TEXT SHOWN
···

In Myanmar Buddhism, she was born numinously under a mango tree without birth by human. So, she is called by Amrapali (mean the mango tree born lady).

Amrapali was born around 600-500 BCE, to Mahanama & an unknown mother. Etymologically, the variants on her name derive from a combination of two Sanskrit words: amra, meaning mango, and pallawa, meaning young leaves or sprouts. It is said that she was spontaneously born at the foot of a mango tree in one of the royal gardens in Vaishali — hence her name.

Even as a young maiden, Amrapali was exceptionally beautiful and ethereal. It is said that a feudal lord by the name of Mahanaman was so enchanted by the young Amrapali's beauty that she abandoned his kingdom and moved to Ambara village, a small hamlet in Vaishali presently in Muzaffarpur.

···

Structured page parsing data
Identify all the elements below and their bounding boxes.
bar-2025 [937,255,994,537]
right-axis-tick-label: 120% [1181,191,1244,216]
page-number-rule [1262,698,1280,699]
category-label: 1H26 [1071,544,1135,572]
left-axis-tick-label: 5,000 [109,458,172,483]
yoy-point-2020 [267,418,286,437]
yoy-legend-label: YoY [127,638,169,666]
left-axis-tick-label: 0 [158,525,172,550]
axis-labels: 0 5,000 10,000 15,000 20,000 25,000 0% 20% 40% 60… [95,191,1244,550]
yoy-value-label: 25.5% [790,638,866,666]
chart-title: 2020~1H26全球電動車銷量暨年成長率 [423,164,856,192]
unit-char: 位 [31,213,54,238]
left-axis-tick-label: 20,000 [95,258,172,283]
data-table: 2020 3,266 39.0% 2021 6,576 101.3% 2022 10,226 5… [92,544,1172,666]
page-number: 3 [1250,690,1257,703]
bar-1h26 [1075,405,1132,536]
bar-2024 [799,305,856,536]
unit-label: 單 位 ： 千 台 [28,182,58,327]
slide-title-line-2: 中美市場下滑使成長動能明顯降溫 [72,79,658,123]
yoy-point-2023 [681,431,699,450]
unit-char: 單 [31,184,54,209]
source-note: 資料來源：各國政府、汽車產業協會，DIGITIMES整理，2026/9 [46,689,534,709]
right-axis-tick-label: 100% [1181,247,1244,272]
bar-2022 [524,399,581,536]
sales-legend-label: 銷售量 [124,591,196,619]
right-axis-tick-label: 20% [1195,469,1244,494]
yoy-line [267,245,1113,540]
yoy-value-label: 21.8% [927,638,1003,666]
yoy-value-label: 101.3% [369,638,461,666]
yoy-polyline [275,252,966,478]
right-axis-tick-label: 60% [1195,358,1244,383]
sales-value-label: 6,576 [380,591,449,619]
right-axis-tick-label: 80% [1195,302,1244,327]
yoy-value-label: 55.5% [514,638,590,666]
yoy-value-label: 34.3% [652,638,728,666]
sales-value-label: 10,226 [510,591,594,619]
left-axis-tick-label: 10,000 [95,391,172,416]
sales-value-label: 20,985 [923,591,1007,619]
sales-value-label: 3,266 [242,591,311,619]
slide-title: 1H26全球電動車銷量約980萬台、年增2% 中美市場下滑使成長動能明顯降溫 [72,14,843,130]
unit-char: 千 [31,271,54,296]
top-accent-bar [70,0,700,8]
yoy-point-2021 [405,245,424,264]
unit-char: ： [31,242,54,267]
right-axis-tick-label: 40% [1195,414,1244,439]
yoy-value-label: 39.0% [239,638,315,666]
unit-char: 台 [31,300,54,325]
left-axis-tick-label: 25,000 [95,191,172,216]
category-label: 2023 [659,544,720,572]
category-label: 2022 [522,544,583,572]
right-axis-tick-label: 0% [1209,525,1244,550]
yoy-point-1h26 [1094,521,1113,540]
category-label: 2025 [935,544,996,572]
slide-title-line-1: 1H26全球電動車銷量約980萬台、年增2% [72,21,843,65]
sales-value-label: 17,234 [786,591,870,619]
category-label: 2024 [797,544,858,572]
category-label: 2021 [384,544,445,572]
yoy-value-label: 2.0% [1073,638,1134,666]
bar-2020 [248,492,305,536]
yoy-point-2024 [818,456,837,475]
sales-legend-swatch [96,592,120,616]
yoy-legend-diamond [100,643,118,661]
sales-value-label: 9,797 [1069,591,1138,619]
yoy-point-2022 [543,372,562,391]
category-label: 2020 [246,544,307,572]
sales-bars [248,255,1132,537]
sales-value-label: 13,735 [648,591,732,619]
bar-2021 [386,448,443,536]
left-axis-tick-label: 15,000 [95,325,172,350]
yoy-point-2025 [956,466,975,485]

···

ASSIGNMENT 1
In the Amrapali text, what do the Sanskrit words amra and pallawa mean?
ASSIGNMENT 2
Echo the part of the Amrapali text that opens with the words containing "In Myanmar Buddhism, she" and closes with "hence her name.".

ANSWER SECTION 1
Amra means mango, and pallawa means young leaves or sprouts.

ANSWER SECTION 2
In Myanmar Buddhism, she was born numinously under a mango tree without birth by human. So, she is called by Amrapali (mean the mango tree born lady).

Amrapali was born around 600-500 BCE, to Mahanama & an unknown mother. Etymologically, the variants on her name derive from a combination of two Sanskrit words: amra, meaning mango, and pallawa, meaning young leaves or sprouts. It is said that she was spontaneously born at the foot of a mango tree in one of the royal gardens in Vaishali — hence her name.